# [WHAT TO DO]
Omit all pictures, then retype the data exactly as given.

Start of GIVEN RECORDS

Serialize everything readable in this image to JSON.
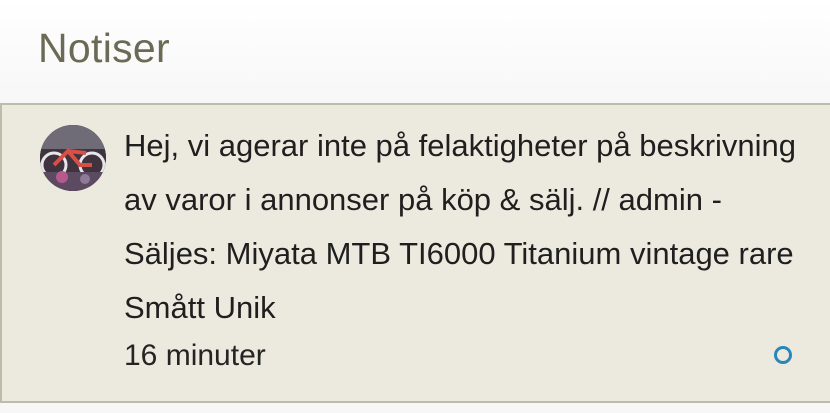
{
  "header": {
    "title": "Notiser"
  },
  "notification": {
    "avatar_icon": "user-avatar-bicycle-photo",
    "message": "Hej, vi agerar inte på felaktigheter på beskrivning av varor i annonser på köp & sälj. // admin - Säljes: Miyata MTB TI6000 Titanium vintage rare Smått Unik",
    "time": "16 minuter",
    "status_icon": "unread-circle-icon"
  },
  "colors": {
    "title": "#6b6b55",
    "notice_background": "#ece9de",
    "accent": "#2a86b8"
  }
}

End of GIVEN RECORDS

# [RESPONSE]
Serialize everything readable in this image to JSON.
{
  "header": {
    "title": "Notiser"
  },
  "notification": {
    "avatar_icon": "user-avatar-bicycle-photo",
    "message": "Hej, vi agerar inte på felaktigheter på beskrivning av varor i annonser på köp & sälj. // admin - Säljes: Miyata MTB TI6000 Titanium vintage rare Smått Unik",
    "time": "16 minuter",
    "status_icon": "unread-circle-icon"
  },
  "colors": {
    "title": "#6b6b55",
    "notice_background": "#ece9de",
    "accent": "#2a86b8"
  }
}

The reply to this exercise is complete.